━━━━━ Data lines

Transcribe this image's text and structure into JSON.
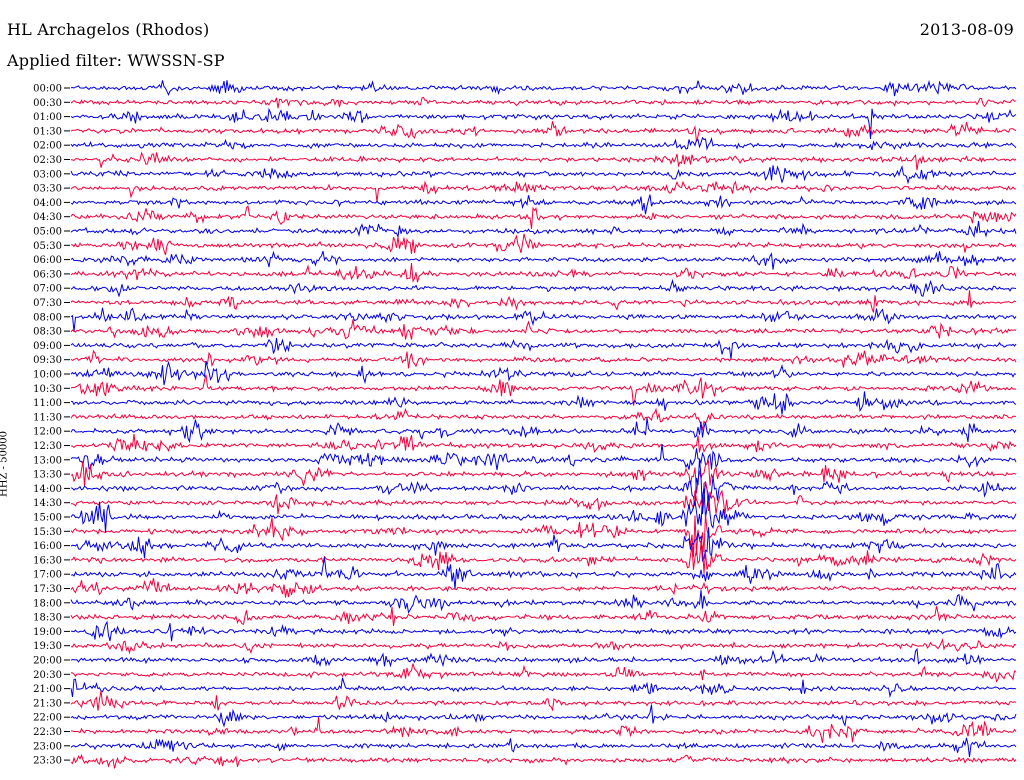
{
  "header": {
    "station": "HL Archagelos (Rhodos)",
    "date": "2013-08-09",
    "filter": "Applied filter: WWSSN-SP"
  },
  "chart_data": {
    "type": "line",
    "title": "HL Archagelos (Rhodos)",
    "ylabel": "HHZ - 50000",
    "xlabel": "",
    "row_labels": [
      "00:00",
      "00:30",
      "01:00",
      "01:30",
      "02:00",
      "02:30",
      "03:00",
      "03:30",
      "04:00",
      "04:30",
      "05:00",
      "05:30",
      "06:00",
      "06:30",
      "07:00",
      "07:30",
      "08:00",
      "08:30",
      "09:00",
      "09:30",
      "10:00",
      "10:30",
      "11:00",
      "11:30",
      "12:00",
      "12:30",
      "13:00",
      "13:30",
      "14:00",
      "14:30",
      "15:00",
      "15:30",
      "16:00",
      "16:30",
      "17:00",
      "17:30",
      "18:00",
      "18:30",
      "19:00",
      "19:30",
      "20:00",
      "20:30",
      "21:00",
      "21:30",
      "22:00",
      "22:30",
      "23:00",
      "23:30"
    ],
    "row_colors": [
      "#0000e6",
      "#f5003c"
    ],
    "grid": false,
    "legend": "none"
  }
}
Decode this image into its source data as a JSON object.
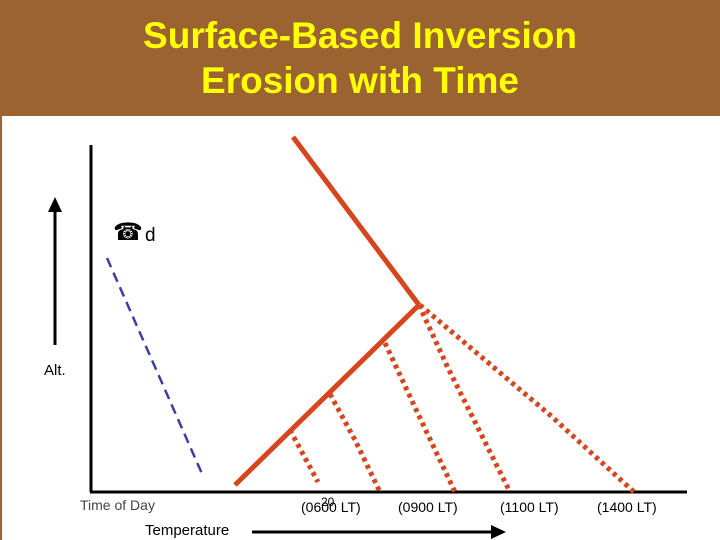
{
  "title": {
    "line1": "Surface-Based Inversion",
    "line2": "Erosion with Time"
  },
  "colors": {
    "title_bg": "#9a6331",
    "title_text": "#ffff00",
    "profile": "#d6451c",
    "dry_adiabat": "#3b3f9e"
  },
  "labels": {
    "gamma_symbol": "☎",
    "gamma_sub": "d",
    "altitude": "Alt.",
    "time_of_day": "Time of Day",
    "temperature": "Temperature",
    "page_number": "20"
  },
  "times": [
    "(0600 LT)",
    "(0900 LT)",
    "(1100 LT)",
    "(1400 LT)"
  ],
  "icons": {
    "gamma": "telephone-glyph"
  }
}
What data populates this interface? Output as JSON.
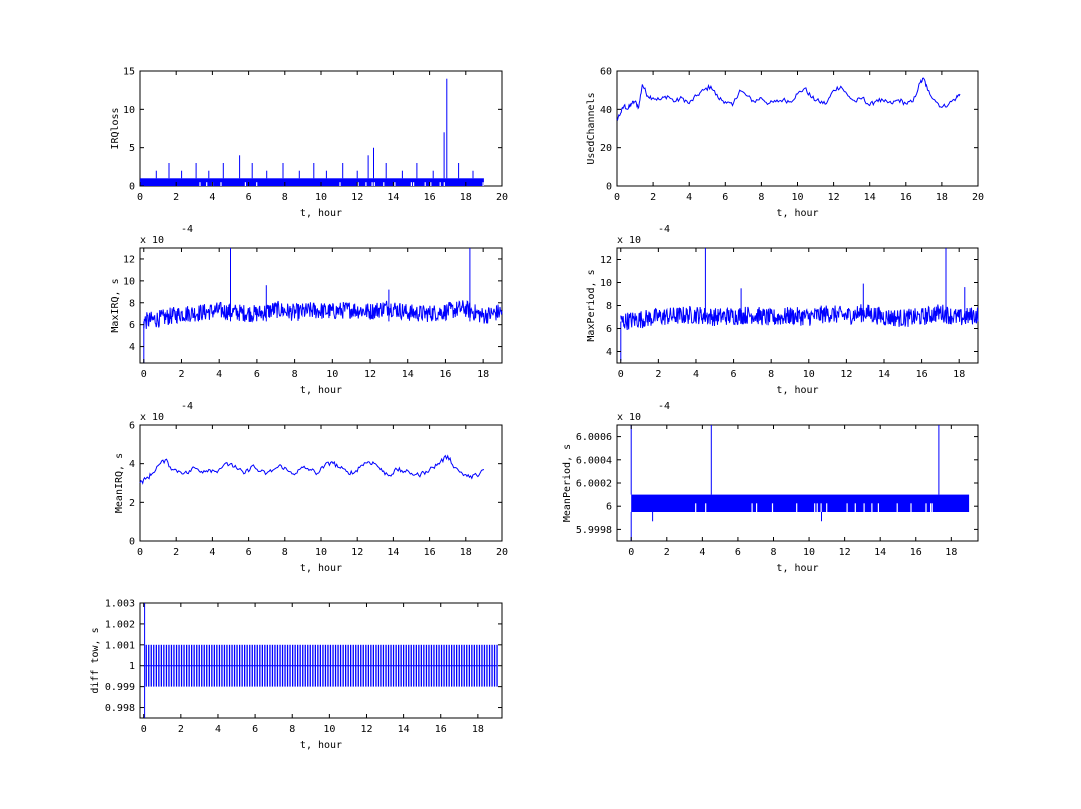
{
  "chart_data": [
    {
      "id": "irq-loss",
      "type": "line",
      "xlabel": "t, hour",
      "ylabel": "IRQloss",
      "exponent_label": "",
      "xlim": [
        0,
        20
      ],
      "ylim": [
        0,
        15
      ],
      "xticks": [
        0,
        2,
        4,
        6,
        8,
        10,
        12,
        14,
        16,
        18,
        20
      ],
      "yticks": [
        0,
        5,
        10,
        15
      ],
      "ytick_labels": [
        "0",
        "5",
        "10",
        "15"
      ],
      "x_end": 19,
      "band": [
        0,
        1
      ],
      "spikes": [
        [
          0.9,
          2
        ],
        [
          1.6,
          3
        ],
        [
          2.3,
          2
        ],
        [
          3.1,
          3
        ],
        [
          3.8,
          2
        ],
        [
          4.6,
          3
        ],
        [
          5.5,
          4
        ],
        [
          6.2,
          3
        ],
        [
          7.0,
          2
        ],
        [
          7.9,
          3
        ],
        [
          8.8,
          2
        ],
        [
          9.6,
          3
        ],
        [
          10.3,
          2
        ],
        [
          11.2,
          3
        ],
        [
          12.0,
          2
        ],
        [
          12.6,
          4
        ],
        [
          12.9,
          5
        ],
        [
          13.6,
          3
        ],
        [
          14.5,
          2
        ],
        [
          15.3,
          3
        ],
        [
          16.2,
          2
        ],
        [
          16.8,
          7
        ],
        [
          16.95,
          14
        ],
        [
          17.6,
          3
        ],
        [
          18.4,
          2
        ]
      ]
    },
    {
      "id": "used-channels",
      "type": "line",
      "xlabel": "t, hour",
      "ylabel": "UsedChannels",
      "exponent_label": "",
      "xlim": [
        0,
        20
      ],
      "ylim": [
        0,
        60
      ],
      "xticks": [
        0,
        2,
        4,
        6,
        8,
        10,
        12,
        14,
        16,
        18,
        20
      ],
      "yticks": [
        0,
        20,
        40,
        60
      ],
      "ytick_labels": [
        "0",
        "20",
        "40",
        "60"
      ],
      "x": [
        0,
        0.2,
        0.4,
        0.6,
        0.8,
        1.0,
        1.2,
        1.4,
        1.7,
        2.0,
        2.4,
        2.8,
        3.2,
        3.6,
        4.0,
        4.4,
        4.8,
        5.2,
        5.6,
        6.0,
        6.4,
        6.8,
        7.2,
        7.6,
        8.0,
        8.4,
        8.8,
        9.2,
        9.6,
        10.0,
        10.4,
        10.8,
        11.2,
        11.6,
        12.0,
        12.4,
        12.8,
        13.2,
        13.6,
        14.0,
        14.4,
        14.8,
        15.2,
        15.6,
        16.0,
        16.4,
        16.8,
        17.0,
        17.2,
        17.6,
        18.0,
        18.4,
        18.8,
        19.0
      ],
      "y": [
        35,
        38,
        42,
        40,
        43,
        44,
        41,
        53,
        47,
        46,
        45,
        47,
        44,
        46,
        43,
        47,
        50,
        52,
        46,
        44,
        42,
        50,
        47,
        44,
        46,
        43,
        44,
        45,
        44,
        48,
        51,
        46,
        44,
        43,
        50,
        52,
        47,
        44,
        46,
        42,
        45,
        44,
        43,
        45,
        43,
        44,
        54,
        56,
        50,
        45,
        41,
        43,
        46,
        48
      ]
    },
    {
      "id": "max-irq",
      "type": "line",
      "xlabel": "t, hour",
      "ylabel": "MaxIRQ, s",
      "exponent_label": "x 10",
      "exponent_power": "-4",
      "xlim": [
        -0.2,
        19
      ],
      "ylim": [
        2.5,
        13
      ],
      "xticks": [
        0,
        2,
        4,
        6,
        8,
        10,
        12,
        14,
        16,
        18
      ],
      "yticks": [
        4,
        6,
        8,
        10,
        12
      ],
      "ytick_labels": [
        "4",
        "6",
        "8",
        "10",
        "12"
      ],
      "x_end": 19,
      "center": [
        [
          0,
          6.3
        ],
        [
          1,
          6.6
        ],
        [
          2,
          7.0
        ],
        [
          3,
          7.1
        ],
        [
          4,
          7.3
        ],
        [
          5,
          7.1
        ],
        [
          6,
          7.0
        ],
        [
          7,
          7.4
        ],
        [
          8,
          7.1
        ],
        [
          9,
          7.3
        ],
        [
          10,
          7.2
        ],
        [
          11,
          7.4
        ],
        [
          12,
          7.2
        ],
        [
          13,
          7.6
        ],
        [
          14,
          7.1
        ],
        [
          15,
          7.0
        ],
        [
          16,
          7.2
        ],
        [
          17,
          7.5
        ],
        [
          18,
          6.8
        ],
        [
          19,
          7.2
        ]
      ],
      "spread": 0.8,
      "spikes": [
        [
          0.0,
          2.5
        ],
        [
          4.6,
          13
        ],
        [
          6.5,
          9.6
        ],
        [
          17.3,
          13
        ],
        [
          13.0,
          9.2
        ]
      ]
    },
    {
      "id": "max-period",
      "type": "line",
      "xlabel": "t, hour",
      "ylabel": "MaxPeriod, s",
      "exponent_label": "x 10",
      "exponent_power": "-4",
      "xlim": [
        -0.2,
        19
      ],
      "ylim": [
        3,
        13
      ],
      "xticks": [
        0,
        2,
        4,
        6,
        8,
        10,
        12,
        14,
        16,
        18
      ],
      "yticks": [
        4,
        6,
        8,
        10,
        12
      ],
      "ytick_labels": [
        "4",
        "6",
        "8",
        "10",
        "12"
      ],
      "x_end": 19,
      "center": [
        [
          0,
          6.6
        ],
        [
          1,
          6.8
        ],
        [
          2,
          7.0
        ],
        [
          3,
          7.1
        ],
        [
          4,
          7.2
        ],
        [
          5,
          7.0
        ],
        [
          6,
          7.1
        ],
        [
          7,
          7.2
        ],
        [
          8,
          6.9
        ],
        [
          9,
          7.1
        ],
        [
          10,
          7.0
        ],
        [
          11,
          7.3
        ],
        [
          12,
          7.1
        ],
        [
          13,
          7.4
        ],
        [
          14,
          7.0
        ],
        [
          15,
          6.9
        ],
        [
          16,
          7.0
        ],
        [
          17,
          7.4
        ],
        [
          18,
          6.9
        ],
        [
          19,
          7.2
        ]
      ],
      "spread": 0.8,
      "spikes": [
        [
          0.0,
          3.2
        ],
        [
          4.5,
          13
        ],
        [
          6.4,
          9.5
        ],
        [
          12.9,
          9.9
        ],
        [
          17.3,
          13
        ],
        [
          18.3,
          9.6
        ]
      ]
    },
    {
      "id": "mean-irq",
      "type": "line",
      "xlabel": "t, hour",
      "ylabel": "MeanIRQ, s",
      "exponent_label": "x 10",
      "exponent_power": "-4",
      "xlim": [
        0,
        20
      ],
      "ylim": [
        0,
        6
      ],
      "xticks": [
        0,
        2,
        4,
        6,
        8,
        10,
        12,
        14,
        16,
        18,
        20
      ],
      "yticks": [
        0,
        2,
        4,
        6
      ],
      "ytick_labels": [
        "0",
        "2",
        "4",
        "6"
      ],
      "x": [
        0,
        0.3,
        0.6,
        1.0,
        1.4,
        1.8,
        2.2,
        2.6,
        3.0,
        3.4,
        3.8,
        4.2,
        4.6,
        5.0,
        5.4,
        5.8,
        6.2,
        6.6,
        7.0,
        7.4,
        7.8,
        8.2,
        8.6,
        9.0,
        9.4,
        9.8,
        10.2,
        10.6,
        11.0,
        11.4,
        11.8,
        12.2,
        12.6,
        13.0,
        13.4,
        13.8,
        14.2,
        14.6,
        15.0,
        15.4,
        15.8,
        16.2,
        16.6,
        17.0,
        17.4,
        17.8,
        18.2,
        18.6,
        19.0
      ],
      "y": [
        3.0,
        3.2,
        3.4,
        3.9,
        4.2,
        3.7,
        3.6,
        3.5,
        3.8,
        3.6,
        3.7,
        3.6,
        3.9,
        4.0,
        3.7,
        3.5,
        3.9,
        3.6,
        3.5,
        3.7,
        3.9,
        3.6,
        3.5,
        3.8,
        3.7,
        3.5,
        3.9,
        4.1,
        3.8,
        3.6,
        3.5,
        3.9,
        4.1,
        4.0,
        3.6,
        3.4,
        3.7,
        3.6,
        3.5,
        3.4,
        3.6,
        3.8,
        4.1,
        4.4,
        3.8,
        3.5,
        3.3,
        3.4,
        3.7
      ]
    },
    {
      "id": "mean-period",
      "type": "line",
      "xlabel": "t, hour",
      "ylabel": "MeanPeriod, s",
      "exponent_label": "x 10",
      "exponent_power": "-4",
      "xlim": [
        -0.8,
        19.5
      ],
      "ylim": [
        5.9997,
        6.0007
      ],
      "xticks": [
        0,
        2,
        4,
        6,
        8,
        10,
        12,
        14,
        16,
        18
      ],
      "yticks": [
        5.9998,
        6.0,
        6.0002,
        6.0004,
        6.0006
      ],
      "ytick_labels": [
        "5.9998",
        "6",
        "6.0002",
        "6.0004",
        "6.0006"
      ],
      "x_end": 19.0,
      "band": [
        5.99995,
        6.0001
      ],
      "spikes": [
        [
          0.0,
          6.0007
        ],
        [
          4.5,
          6.0007
        ],
        [
          17.3,
          6.0007
        ]
      ],
      "dips": [
        [
          0.0,
          5.9997
        ],
        [
          1.2,
          5.99987
        ],
        [
          10.7,
          5.99987
        ]
      ]
    },
    {
      "id": "diff-tow",
      "type": "line",
      "xlabel": "t, hour",
      "ylabel": "diff tow, s",
      "exponent_label": "",
      "xlim": [
        -0.2,
        19.3
      ],
      "ylim": [
        0.9975,
        1.003
      ],
      "xticks": [
        0,
        2,
        4,
        6,
        8,
        10,
        12,
        14,
        16,
        18
      ],
      "yticks": [
        0.998,
        0.999,
        1.0,
        1.001,
        1.002,
        1.003
      ],
      "ytick_labels": [
        "0.998",
        "0.999",
        "1",
        "1.001",
        "1.002",
        "1.003"
      ],
      "x_end": 19.0,
      "baseline": 1.0,
      "pulse_low": 0.999,
      "pulse_high": 1.001,
      "pulse_count": 140,
      "spikes": [
        [
          0.05,
          1.003
        ]
      ],
      "dips": [
        [
          0.05,
          0.9975
        ]
      ]
    }
  ]
}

━━━━━━━━━━

Objective
Your task is to gather all lines from the entries above that hold the word "ylabel".

Correct answer
    "ylabel": "HHZ - 50000",
      "ylabel": "IRQloss",
      "ylabel": "UsedChannels",
      "ylabel": "MaxIRQ, s",
      "ylabel": "MaxPeriod, s",
      "ylabel": "MeanIRQ, s",
      "ylabel": "MeanPeriod, s",
      "ylabel": "diff tow, s",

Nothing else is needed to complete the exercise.